:: Written request ::
Produce a verbatim copy of the entries listed below.

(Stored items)
——————————

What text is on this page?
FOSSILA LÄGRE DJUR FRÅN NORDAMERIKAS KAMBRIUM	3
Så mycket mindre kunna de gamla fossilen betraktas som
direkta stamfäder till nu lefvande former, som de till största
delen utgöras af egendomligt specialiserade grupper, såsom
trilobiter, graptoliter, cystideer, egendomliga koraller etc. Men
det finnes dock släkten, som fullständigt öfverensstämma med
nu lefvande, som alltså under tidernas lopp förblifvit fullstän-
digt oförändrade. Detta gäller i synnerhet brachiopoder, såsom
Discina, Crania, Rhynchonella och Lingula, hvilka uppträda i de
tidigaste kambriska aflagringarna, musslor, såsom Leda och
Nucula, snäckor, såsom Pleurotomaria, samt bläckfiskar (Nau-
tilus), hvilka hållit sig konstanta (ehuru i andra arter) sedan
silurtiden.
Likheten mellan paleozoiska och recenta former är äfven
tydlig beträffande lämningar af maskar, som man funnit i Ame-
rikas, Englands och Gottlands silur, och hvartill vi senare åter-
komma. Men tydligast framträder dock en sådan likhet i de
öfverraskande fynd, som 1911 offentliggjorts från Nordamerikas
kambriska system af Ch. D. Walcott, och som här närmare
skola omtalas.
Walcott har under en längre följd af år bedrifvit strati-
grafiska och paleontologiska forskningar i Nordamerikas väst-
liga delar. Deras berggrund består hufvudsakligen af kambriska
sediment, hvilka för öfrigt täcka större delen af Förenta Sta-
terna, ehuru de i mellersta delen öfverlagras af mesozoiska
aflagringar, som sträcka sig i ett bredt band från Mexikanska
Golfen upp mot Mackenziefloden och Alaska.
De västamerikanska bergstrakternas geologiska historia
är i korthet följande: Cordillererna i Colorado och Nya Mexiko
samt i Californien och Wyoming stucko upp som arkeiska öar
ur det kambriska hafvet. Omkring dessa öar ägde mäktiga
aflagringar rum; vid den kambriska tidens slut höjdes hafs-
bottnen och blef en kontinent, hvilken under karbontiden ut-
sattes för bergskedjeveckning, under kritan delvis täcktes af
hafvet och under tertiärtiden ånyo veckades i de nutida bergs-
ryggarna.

——————————

:: Solution below ::
What text is on this page?
FOSSILA LÄGRE DJUR FRÅN NORDAMERIKAS KAMBRIUM	3
Så mycket mindre kunna de gamla fossilen betraktas som
direkta stamfäder till nu lefvande former, som de till största
delen utgöras af egendomligt specialiserade grupper, såsom
trilobiter, graptoliter, cystideer, egendomliga koraller etc. Men
det finnes dock släkten, som fullständigt öfverensstämma med
nu lefvande, som alltså under tidernas lopp förblifvit fullstän-
digt oförändrade. Detta gäller i synnerhet brachiopoder, såsom
Discina, Crania, Rhynchonella och Lingula, hvilka uppträda i de
tidigaste kambriska aflagringarna, musslor, såsom Leda och
Nucula, snäckor, såsom Pleurotomaria, samt bläckfiskar (Nau-
tilus), hvilka hållit sig konstanta (ehuru i andra arter) sedan
silurtiden.
Likheten mellan paleozoiska och recenta former är äfven
tydlig beträffande lämningar af maskar, som man funnit i Ame-
rikas, Englands och Gottlands silur, och hvartill vi senare åter-
komma. Men tydligast framträder dock en sådan likhet i de
öfverraskande fynd, som 1911 offentliggjorts från Nordamerikas
kambriska system af Ch. D. Walcott, och som här närmare
skola omtalas.
Walcott har under en längre följd af år bedrifvit strati-
grafiska och paleontologiska forskningar i Nordamerikas väst-
liga delar. Deras berggrund består hufvudsakligen af kambriska
sediment, hvilka för öfrigt täcka större delen af Förenta Sta-
terna, ehuru de i mellersta delen öfverlagras af mesozoiska
aflagringar, som sträcka sig i ett bredt band från Mexikanska
Golfen upp mot Mackenziefloden och Alaska.
De västamerikanska bergstrakternas geologiska historia
är i korthet följande: Cordillererna i Colorado och Nya Mexiko
samt i Californien och Wyoming stucko upp som arkeiska öar
ur det kambriska hafvet. Omkring dessa öar ägde mäktiga
aflagringar rum; vid den kambriska tidens slut höjdes hafs-
bottnen och blef en kontinent, hvilken under karbontiden ut-
sattes för bergskedjeveckning, under kritan delvis täcktes af
hafvet och under tertiärtiden ånyo veckades i de nutida bergs-
ryggarna.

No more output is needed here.